- [TO DO]:
Check every line of the entries that follow, and copy the ones containing "capacitat".

[Data entries]
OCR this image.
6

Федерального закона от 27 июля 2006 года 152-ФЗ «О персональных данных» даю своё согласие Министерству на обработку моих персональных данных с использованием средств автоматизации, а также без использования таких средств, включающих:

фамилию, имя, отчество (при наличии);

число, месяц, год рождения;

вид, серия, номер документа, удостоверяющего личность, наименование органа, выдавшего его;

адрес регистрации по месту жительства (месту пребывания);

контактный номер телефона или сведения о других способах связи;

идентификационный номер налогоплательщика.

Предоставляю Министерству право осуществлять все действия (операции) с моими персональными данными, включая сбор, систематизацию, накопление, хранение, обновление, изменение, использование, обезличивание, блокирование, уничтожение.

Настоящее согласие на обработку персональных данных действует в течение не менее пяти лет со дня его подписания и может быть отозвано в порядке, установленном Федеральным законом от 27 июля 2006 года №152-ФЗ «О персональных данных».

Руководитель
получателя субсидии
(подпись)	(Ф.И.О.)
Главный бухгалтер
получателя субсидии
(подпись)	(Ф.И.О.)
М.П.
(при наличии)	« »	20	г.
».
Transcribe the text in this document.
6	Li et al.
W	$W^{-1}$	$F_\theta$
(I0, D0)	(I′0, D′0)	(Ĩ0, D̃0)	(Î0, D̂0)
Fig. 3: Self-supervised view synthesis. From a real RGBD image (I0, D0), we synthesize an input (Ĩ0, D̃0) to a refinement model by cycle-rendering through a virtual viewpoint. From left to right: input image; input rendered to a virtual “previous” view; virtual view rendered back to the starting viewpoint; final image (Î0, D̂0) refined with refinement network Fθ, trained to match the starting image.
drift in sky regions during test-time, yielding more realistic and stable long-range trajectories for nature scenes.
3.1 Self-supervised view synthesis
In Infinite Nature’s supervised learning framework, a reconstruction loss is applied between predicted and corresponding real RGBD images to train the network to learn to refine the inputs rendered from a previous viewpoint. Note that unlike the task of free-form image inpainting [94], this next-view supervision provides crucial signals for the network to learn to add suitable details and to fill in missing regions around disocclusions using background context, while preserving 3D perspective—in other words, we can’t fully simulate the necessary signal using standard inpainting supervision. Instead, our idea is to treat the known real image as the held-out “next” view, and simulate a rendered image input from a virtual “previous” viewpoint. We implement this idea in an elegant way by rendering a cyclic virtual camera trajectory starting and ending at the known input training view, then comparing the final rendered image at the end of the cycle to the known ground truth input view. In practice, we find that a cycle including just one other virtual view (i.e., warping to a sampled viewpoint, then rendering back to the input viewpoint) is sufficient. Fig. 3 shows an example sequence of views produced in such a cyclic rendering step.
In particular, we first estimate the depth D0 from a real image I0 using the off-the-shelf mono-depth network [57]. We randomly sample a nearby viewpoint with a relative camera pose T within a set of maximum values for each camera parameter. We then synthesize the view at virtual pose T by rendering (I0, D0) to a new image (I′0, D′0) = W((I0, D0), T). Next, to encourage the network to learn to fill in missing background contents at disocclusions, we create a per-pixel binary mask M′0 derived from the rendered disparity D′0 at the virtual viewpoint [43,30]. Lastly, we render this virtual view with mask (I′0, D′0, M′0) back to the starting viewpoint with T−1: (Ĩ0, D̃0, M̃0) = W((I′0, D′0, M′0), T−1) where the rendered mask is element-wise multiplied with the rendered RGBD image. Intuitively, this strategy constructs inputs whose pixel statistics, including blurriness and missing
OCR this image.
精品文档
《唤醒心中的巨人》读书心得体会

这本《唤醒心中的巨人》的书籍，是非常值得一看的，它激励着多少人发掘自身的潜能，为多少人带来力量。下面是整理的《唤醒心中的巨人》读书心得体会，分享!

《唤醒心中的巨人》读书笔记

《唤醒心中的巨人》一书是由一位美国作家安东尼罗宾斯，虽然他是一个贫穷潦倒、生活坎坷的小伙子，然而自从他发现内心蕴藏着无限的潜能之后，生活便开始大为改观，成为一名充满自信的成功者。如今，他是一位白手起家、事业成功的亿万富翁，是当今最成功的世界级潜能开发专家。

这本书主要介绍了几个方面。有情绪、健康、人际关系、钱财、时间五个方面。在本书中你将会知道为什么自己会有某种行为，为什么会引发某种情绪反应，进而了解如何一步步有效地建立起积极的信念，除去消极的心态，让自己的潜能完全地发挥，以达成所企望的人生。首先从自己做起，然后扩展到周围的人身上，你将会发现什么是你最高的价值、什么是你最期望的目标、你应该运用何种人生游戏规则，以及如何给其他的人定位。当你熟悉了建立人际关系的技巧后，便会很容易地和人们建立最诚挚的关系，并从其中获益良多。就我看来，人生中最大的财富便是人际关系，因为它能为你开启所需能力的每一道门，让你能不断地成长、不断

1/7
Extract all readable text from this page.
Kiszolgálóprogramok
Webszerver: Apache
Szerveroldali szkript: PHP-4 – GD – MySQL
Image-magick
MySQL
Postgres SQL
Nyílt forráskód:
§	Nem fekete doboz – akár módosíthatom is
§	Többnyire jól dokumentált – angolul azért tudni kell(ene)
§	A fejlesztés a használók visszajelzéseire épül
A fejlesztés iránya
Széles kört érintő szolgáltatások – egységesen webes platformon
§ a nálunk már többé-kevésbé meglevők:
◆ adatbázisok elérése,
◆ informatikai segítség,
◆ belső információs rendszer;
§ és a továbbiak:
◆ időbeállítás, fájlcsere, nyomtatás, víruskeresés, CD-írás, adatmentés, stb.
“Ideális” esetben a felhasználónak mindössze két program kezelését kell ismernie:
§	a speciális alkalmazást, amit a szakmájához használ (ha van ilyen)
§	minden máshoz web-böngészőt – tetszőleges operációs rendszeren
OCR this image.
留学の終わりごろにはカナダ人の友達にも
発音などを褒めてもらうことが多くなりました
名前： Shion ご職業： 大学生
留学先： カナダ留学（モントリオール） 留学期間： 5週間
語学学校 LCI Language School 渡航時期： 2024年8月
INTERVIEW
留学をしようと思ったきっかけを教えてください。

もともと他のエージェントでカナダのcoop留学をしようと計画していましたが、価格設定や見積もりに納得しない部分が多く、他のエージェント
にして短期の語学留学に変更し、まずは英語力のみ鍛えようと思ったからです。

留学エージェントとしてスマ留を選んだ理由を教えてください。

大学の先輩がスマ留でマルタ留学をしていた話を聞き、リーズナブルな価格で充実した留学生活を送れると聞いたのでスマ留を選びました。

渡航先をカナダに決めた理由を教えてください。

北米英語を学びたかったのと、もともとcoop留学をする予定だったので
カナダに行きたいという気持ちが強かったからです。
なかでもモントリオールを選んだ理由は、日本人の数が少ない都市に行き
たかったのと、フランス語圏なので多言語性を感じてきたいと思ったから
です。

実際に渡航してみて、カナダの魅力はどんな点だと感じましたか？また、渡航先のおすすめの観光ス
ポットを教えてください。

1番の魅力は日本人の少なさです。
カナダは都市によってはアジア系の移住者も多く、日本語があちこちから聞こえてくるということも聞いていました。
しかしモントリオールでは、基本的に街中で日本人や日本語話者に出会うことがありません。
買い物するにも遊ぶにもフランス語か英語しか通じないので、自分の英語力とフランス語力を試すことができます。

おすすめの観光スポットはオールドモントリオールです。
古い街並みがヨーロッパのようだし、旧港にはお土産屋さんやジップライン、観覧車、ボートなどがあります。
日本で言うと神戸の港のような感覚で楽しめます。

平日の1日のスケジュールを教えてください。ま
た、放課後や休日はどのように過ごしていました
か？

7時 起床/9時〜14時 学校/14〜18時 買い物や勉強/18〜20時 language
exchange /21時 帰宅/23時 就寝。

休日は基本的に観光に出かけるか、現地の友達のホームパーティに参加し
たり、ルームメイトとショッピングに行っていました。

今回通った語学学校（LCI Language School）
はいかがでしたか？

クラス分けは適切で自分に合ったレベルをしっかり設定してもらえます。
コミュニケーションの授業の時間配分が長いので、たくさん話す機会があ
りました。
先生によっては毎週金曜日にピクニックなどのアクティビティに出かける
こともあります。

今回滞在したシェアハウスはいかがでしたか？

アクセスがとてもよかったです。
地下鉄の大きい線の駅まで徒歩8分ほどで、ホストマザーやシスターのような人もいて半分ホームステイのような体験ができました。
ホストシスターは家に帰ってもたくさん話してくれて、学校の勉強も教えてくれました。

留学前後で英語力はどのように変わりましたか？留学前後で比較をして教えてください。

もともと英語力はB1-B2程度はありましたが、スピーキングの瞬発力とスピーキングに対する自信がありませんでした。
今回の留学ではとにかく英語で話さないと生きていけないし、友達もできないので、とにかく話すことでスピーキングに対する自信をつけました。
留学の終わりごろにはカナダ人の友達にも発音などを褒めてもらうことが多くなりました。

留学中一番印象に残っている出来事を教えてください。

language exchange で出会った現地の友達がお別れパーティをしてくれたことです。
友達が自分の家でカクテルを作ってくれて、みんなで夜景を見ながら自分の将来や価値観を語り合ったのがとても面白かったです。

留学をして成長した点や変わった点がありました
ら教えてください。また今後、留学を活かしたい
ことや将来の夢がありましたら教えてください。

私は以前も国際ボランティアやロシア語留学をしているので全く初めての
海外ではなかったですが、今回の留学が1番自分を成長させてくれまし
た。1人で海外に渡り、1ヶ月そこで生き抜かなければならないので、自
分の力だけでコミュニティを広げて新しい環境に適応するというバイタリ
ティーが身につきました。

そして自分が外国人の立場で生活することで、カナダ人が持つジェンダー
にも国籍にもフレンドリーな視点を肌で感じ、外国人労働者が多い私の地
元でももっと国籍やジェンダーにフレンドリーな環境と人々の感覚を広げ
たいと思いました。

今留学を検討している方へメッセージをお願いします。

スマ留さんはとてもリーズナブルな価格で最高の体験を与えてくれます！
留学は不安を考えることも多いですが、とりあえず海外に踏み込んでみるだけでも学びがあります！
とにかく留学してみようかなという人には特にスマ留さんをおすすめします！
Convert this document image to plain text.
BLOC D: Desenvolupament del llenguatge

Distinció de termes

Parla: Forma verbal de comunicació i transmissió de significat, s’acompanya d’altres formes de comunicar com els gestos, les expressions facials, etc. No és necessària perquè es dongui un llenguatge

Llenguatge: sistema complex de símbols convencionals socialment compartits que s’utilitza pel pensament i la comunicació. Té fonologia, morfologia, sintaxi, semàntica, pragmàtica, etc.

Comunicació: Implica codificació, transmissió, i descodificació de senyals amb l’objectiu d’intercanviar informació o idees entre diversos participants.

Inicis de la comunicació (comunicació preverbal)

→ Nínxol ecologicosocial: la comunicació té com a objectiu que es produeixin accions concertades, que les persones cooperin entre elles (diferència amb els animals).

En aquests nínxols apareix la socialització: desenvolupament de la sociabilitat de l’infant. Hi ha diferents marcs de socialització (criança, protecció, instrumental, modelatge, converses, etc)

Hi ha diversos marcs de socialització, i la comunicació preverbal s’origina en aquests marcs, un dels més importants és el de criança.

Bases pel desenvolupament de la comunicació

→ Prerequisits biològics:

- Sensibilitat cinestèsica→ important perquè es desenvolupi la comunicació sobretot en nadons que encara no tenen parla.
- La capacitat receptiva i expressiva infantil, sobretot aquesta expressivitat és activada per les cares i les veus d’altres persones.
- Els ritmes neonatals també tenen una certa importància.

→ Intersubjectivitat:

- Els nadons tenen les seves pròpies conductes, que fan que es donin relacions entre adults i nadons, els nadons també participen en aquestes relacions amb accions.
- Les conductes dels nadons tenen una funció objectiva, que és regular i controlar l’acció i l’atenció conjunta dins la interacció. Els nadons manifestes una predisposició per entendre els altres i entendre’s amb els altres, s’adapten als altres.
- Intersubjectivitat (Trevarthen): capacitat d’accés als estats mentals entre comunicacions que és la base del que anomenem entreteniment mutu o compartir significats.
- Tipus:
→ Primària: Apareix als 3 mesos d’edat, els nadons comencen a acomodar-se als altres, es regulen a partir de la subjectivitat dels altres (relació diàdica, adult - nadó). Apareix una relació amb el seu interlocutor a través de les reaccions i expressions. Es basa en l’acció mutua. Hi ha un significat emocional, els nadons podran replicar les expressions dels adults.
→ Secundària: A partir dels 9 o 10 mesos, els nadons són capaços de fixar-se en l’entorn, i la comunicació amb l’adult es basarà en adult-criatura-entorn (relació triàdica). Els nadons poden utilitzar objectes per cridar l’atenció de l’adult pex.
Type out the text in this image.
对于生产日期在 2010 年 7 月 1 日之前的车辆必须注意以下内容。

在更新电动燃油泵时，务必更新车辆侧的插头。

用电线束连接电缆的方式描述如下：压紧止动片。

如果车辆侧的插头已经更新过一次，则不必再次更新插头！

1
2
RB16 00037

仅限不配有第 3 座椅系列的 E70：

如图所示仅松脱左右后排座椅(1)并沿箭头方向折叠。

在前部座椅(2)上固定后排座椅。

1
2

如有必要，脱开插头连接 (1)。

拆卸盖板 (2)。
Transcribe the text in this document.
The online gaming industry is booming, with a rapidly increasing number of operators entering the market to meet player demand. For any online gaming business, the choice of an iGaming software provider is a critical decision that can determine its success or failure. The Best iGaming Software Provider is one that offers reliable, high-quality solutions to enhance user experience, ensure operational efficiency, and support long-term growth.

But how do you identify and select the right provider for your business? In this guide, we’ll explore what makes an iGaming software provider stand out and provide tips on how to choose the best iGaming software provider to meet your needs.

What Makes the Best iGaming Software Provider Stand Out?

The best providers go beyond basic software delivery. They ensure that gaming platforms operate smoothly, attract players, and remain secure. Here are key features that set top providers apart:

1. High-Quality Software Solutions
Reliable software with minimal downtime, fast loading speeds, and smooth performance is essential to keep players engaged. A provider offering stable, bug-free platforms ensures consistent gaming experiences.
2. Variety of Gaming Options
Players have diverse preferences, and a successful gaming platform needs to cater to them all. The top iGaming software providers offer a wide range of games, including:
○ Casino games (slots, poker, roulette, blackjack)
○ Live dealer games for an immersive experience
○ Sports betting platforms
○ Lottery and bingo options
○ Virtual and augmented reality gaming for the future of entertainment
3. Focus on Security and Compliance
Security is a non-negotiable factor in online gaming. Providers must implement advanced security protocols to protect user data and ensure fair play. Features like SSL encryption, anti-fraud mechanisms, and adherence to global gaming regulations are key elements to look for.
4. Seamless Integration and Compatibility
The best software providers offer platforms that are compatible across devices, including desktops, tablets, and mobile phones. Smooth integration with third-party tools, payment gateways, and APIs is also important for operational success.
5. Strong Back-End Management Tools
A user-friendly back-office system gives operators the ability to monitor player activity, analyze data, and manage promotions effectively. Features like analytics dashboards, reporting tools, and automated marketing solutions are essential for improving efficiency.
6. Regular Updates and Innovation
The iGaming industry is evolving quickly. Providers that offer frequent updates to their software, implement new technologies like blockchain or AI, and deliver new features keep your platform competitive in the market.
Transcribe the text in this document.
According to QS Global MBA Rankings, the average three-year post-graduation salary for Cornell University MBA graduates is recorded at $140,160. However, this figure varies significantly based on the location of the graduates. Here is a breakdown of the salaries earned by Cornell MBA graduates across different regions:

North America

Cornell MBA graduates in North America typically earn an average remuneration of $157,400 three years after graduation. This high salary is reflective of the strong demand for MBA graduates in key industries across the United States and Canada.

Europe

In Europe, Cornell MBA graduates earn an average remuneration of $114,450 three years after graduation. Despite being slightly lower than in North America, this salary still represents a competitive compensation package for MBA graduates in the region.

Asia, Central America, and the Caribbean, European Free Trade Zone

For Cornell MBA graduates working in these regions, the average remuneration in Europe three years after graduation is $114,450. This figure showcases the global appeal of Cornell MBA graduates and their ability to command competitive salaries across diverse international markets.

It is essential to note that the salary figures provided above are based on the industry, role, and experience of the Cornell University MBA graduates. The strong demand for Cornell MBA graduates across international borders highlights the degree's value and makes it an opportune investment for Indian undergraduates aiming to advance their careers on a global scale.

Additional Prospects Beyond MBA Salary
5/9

- [RESULT OF THE TASK]:
- La capacitat receptiva i expressiva infantil, sobretot aquesta expressivitat és activada per les cares i les veus d’altres persones.
- Intersubjectivitat (Trevarthen): capacitat d’accés als estats mentals entre comunicacions que és la base del que anomenem entreteniment mutu o compartir significats.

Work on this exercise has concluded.